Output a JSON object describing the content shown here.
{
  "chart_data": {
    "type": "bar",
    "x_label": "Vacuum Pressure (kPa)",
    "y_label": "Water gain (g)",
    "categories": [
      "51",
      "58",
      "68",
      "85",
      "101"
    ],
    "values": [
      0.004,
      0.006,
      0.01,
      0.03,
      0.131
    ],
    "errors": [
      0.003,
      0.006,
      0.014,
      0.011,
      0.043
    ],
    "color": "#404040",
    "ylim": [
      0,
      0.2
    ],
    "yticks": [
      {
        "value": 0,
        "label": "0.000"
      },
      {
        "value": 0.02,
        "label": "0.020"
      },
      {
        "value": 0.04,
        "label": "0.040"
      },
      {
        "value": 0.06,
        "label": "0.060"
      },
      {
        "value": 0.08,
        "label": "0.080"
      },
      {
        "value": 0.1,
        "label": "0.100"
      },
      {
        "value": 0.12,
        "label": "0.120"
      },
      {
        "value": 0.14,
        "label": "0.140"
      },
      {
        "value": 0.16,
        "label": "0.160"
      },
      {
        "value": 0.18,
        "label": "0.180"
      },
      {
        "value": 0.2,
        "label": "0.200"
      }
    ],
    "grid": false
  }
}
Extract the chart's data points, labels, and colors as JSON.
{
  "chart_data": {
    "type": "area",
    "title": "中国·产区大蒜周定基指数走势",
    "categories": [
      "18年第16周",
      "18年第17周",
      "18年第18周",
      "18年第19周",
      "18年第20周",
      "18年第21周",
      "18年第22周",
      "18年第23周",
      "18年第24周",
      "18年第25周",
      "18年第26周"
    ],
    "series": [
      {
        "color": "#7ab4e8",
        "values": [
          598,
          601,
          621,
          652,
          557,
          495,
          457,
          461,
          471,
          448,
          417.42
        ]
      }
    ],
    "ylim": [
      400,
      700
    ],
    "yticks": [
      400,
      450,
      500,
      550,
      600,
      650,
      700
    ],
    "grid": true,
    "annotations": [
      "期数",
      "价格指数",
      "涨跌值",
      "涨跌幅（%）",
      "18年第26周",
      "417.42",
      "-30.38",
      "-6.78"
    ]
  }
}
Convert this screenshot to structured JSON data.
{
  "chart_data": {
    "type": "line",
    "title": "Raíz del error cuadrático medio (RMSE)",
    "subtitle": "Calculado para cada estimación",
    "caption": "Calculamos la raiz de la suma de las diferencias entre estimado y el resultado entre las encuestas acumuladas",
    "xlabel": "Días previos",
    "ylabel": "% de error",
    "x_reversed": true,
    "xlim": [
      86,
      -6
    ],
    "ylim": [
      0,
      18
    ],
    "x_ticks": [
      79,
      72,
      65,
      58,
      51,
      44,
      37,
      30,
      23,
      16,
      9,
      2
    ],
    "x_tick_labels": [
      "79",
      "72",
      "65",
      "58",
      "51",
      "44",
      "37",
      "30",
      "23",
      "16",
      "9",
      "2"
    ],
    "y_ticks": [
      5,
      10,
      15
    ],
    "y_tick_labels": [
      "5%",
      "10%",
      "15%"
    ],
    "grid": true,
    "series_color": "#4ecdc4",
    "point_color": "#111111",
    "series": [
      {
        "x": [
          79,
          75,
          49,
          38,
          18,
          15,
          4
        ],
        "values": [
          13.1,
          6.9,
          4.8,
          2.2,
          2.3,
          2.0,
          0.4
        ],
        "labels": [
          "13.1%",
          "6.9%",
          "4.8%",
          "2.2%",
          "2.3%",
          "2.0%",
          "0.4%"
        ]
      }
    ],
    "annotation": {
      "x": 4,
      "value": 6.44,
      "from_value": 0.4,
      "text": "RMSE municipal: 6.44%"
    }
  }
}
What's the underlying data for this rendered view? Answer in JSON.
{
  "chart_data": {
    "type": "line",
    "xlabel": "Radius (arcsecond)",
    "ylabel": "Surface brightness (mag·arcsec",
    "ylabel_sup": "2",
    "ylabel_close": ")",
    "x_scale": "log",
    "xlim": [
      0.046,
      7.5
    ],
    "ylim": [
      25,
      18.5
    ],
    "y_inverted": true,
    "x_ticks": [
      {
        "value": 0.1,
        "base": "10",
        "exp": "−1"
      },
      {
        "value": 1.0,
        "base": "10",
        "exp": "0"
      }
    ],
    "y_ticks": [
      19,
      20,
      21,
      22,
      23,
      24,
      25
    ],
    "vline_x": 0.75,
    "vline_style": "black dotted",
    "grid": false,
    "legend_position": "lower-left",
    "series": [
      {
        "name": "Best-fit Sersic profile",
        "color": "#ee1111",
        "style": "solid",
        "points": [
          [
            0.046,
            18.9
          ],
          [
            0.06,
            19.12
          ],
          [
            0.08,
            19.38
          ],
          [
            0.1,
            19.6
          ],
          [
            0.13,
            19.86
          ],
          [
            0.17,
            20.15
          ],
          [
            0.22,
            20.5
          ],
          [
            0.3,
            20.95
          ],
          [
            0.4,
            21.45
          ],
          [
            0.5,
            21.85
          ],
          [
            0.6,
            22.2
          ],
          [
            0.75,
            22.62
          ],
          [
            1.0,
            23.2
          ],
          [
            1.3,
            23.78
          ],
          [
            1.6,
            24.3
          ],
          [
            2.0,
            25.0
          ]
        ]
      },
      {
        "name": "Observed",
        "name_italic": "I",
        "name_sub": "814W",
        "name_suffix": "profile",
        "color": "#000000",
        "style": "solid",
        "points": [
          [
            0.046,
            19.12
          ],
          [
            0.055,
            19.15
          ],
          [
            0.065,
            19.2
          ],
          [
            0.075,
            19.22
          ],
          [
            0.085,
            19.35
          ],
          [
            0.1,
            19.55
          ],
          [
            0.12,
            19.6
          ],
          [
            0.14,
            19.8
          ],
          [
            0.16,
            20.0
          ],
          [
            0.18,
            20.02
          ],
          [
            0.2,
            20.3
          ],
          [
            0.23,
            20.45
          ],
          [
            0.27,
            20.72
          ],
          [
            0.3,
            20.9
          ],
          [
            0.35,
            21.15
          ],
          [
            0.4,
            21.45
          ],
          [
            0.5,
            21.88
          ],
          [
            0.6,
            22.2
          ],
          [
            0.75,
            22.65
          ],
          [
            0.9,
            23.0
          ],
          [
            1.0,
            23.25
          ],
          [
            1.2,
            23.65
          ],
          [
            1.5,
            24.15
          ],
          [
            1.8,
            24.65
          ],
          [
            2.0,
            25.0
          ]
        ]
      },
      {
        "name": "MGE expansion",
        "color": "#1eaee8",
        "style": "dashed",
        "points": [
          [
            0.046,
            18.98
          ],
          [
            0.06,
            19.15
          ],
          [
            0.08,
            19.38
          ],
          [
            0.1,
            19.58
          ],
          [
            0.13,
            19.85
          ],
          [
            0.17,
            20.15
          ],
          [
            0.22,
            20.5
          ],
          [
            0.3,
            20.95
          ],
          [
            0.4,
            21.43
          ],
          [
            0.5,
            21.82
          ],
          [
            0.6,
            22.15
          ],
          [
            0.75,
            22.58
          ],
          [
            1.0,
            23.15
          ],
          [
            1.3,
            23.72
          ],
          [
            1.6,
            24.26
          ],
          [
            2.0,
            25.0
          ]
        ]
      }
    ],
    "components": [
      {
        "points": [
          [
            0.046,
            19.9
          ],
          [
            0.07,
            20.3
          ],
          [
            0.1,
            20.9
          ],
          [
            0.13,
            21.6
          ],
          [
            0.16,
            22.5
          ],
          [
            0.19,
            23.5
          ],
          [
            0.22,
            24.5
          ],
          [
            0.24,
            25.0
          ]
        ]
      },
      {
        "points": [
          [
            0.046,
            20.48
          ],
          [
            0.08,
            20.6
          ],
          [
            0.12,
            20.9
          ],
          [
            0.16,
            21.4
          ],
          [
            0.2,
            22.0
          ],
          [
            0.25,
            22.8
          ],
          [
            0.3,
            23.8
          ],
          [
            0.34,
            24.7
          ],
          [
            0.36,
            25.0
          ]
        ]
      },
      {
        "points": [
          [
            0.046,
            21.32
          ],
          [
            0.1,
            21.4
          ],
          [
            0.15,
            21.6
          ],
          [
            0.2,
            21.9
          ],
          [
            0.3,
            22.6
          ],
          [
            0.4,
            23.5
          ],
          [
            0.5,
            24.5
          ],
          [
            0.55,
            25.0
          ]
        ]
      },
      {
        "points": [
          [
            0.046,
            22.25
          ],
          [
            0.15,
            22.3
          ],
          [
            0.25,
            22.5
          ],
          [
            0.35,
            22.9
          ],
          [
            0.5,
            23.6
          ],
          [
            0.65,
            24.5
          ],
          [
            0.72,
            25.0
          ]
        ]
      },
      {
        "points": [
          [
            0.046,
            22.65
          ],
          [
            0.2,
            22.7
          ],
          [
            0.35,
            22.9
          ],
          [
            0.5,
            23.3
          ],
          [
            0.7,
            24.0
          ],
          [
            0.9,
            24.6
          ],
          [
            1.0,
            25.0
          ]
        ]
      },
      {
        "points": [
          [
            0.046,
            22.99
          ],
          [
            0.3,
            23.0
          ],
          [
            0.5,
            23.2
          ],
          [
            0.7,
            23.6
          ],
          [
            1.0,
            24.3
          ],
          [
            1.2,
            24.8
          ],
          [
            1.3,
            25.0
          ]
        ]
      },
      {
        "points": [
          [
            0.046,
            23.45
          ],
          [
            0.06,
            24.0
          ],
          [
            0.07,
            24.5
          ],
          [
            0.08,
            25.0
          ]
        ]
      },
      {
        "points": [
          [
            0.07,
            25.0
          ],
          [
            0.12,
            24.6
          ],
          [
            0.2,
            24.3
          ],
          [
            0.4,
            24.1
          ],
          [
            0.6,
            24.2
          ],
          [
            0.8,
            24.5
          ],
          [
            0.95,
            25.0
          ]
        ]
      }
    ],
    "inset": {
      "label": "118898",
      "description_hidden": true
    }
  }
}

--- Work required ---
How many lines of these entries contain "xlabel"? Answer with the number and nothing else.

--- Exercise response ---
2